Pick up the piece on Rick Santorum's remarks about Native Americans, below, and keep writing from where it stops.

■ Exercise passage ■
□ □ □ □ □ □ □

Indifferent mass graves at Wounded Knee. Front, the body of Chief Big Foot.

Wowza. In a stunning display of racist ignorance that left many speechless except to call him “a nightmare,””an absolute asshole” and a “xenophobic sentient wet bag of garbage,” evangelical white supremacist, failed GOP pol, longtime heedless bigot – homosexuality=bestiality – and for now still-inexplicably-employed CNN commentator Rick Santorum just told a crowd of aspiring young Nazis that America was “birthed” by devout freedom-seekers who “came here and created a blank slate. We birthed a nation from nothing,” thus both giving a crude shout-out to a film that glorifies the KKK and blithely dismissing the millennia-long existence of thousands of complex sovereign Tribal Nations and “the most massive act of genocide in the history of the world,” a 500-year holocaust that obliterated up to 120 million people and their culture. Speaking to the right-wing Young America’s Foundation, Santorum said the country was “born of the people who came here pursuing religious liberty…the two bulwarks of America.” He entirely falsely claimed the European colonists “set up a country that was based on Judeo-Christian principles…That is what our founding documents are based on,” evidently unaware they’re largely based on the principles of the Iroquois Confederacy, founded in 1142 and the oldest living democracy on earth. In the spirit of his latest venture as board member of Mike Pence’s shiny white Advancing American Freedom advocacy group, he repeated that, when the noble colonists arrived, “There was nothing here,” perfunctorily adding, “Yes, we have Native Americans, but there isn’t much Native American culture in American culture” – an erasure of Native people and history that Sioux activist Nick Estes calls “a foundational sin of a make-believe (and blood-soaked) nation.

□ □ □ □ □ □ □

■ Material shown ■
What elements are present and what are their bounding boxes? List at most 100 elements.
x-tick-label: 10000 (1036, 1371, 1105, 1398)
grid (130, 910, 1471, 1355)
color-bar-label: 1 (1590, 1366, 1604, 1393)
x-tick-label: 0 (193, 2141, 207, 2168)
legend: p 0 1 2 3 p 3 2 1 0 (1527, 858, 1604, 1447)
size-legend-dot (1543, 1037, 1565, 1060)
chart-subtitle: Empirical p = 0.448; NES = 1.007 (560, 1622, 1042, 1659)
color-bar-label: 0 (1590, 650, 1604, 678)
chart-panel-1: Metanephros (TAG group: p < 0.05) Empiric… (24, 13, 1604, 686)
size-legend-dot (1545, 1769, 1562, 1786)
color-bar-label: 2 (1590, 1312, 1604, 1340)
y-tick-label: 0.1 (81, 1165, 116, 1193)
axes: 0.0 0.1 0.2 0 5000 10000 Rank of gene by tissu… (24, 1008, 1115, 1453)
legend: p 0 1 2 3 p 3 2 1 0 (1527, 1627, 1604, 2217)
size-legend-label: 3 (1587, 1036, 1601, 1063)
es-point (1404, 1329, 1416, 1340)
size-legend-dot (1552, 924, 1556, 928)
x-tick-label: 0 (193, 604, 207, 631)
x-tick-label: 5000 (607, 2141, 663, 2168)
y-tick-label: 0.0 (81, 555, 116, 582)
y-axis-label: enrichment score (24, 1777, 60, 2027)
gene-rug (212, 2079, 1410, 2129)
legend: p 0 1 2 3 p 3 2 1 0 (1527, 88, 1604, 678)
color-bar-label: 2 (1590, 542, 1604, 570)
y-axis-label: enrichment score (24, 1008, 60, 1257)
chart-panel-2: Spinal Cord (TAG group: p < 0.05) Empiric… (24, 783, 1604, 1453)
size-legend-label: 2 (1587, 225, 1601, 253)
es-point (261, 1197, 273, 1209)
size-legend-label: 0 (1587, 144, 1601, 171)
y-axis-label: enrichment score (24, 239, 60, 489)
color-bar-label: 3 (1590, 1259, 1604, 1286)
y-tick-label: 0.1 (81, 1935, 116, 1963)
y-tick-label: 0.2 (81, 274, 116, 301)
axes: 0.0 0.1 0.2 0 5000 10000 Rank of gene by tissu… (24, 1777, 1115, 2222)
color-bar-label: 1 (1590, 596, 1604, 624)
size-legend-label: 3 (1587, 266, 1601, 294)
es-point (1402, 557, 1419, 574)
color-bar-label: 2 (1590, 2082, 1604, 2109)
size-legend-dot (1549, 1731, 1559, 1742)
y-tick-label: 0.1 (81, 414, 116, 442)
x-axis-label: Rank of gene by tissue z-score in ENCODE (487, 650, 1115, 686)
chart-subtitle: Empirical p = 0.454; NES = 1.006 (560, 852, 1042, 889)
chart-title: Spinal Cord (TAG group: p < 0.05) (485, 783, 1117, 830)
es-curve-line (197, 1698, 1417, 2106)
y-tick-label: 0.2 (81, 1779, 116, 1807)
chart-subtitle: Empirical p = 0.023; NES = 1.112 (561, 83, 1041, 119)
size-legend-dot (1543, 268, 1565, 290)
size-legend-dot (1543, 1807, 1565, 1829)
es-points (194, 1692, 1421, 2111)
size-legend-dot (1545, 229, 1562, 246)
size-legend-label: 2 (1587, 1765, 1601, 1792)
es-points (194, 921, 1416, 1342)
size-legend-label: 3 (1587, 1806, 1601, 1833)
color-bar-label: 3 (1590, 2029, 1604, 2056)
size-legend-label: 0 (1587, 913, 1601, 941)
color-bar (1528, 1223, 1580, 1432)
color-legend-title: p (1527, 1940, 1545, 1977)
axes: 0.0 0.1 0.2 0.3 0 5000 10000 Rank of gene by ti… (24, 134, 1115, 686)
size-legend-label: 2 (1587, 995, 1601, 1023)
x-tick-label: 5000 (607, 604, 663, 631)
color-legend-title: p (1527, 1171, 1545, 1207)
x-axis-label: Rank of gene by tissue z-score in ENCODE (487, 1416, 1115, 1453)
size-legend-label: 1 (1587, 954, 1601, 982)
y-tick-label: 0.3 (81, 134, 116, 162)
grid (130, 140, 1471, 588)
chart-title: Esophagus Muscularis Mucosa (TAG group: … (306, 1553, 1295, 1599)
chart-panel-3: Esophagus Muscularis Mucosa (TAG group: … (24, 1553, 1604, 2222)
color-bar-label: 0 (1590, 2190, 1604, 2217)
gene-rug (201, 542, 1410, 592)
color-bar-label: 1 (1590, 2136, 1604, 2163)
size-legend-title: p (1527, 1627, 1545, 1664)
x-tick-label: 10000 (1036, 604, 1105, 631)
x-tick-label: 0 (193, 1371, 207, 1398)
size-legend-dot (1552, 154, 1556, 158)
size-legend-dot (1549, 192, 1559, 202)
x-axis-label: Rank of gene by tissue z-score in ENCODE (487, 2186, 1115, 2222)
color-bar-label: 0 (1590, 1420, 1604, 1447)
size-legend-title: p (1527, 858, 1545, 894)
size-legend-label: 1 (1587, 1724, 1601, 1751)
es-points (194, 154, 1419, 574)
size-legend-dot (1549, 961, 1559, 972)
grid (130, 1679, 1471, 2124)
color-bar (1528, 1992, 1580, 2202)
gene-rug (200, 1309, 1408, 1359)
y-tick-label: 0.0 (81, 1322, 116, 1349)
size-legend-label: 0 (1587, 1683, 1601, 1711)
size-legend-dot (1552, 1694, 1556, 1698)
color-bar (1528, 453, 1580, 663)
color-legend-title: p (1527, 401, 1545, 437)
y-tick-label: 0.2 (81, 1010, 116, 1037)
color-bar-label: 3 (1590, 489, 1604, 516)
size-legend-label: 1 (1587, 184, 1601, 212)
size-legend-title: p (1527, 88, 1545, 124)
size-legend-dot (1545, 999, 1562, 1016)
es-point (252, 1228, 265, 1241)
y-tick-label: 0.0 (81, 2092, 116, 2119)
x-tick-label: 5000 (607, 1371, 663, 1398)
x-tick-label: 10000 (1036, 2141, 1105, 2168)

□ □ □ □ □ □ □

■ Written reply ■
After his “straight-up handwave” to the genocide of indigenous people, outrage followed. Where to begin. First, the historical record. Based on their “principles,” the colonizers encoded into law the slaughter, rape, kidnapping, brutalizing, starvation, enslavement, forced sterilization and land theft of between 20 million and 120 million Native men, women and children. They died on the Trail of Tears and at Wounded Knee; they died of smallpox, typhus, cholera and other forms of biological warfare; they died running from blazing homes – George Washington is the “village burner” in Mohawk; they died when their food supply was run off cliffs – “Kill the buffalo and you kill the Indians”;  they died when their kids were forced into boarding schools to be “civilized” – “It is readily acknowledged that Indian children lose their natural resistance to illness by habitating so close (and) they die at a much higher rate than in their village”; they died after teaching the usefulness of corn, beans, squash, cotton, rubber, potatoes, tobacco to white men who then erased their spiritual beliefs, sense of the sacred, respect for Mother Earth and the oneness of all things; they died from five centuries of shooting, stabbing, burning, scalping in “a ruthless, angry search for wealth” that had no limit, a “final solution” to the “Indian problem” that then inspired Hitler; they died obscenely after leaving behind their native names for rivers, towns, streets across America because, says Mohawk Kahentinetha Horn, “The smell of death in their own backyard does not seem to bother North Americans.” So no, “There isn’t much Native American culture.” Maybe because of all the genocide? In a statement, the National Congress of American Indians called Santorum “an unhinged and embarrassing racist” who should be fired and whose continuing platform on CNN is akin to “putting an outright Nazi on television to justify the Holocaust.” Also, says The Eagleist, “A rez dog can ‘birth’ a massive shit right in Rick Santorum’s racist mouth.”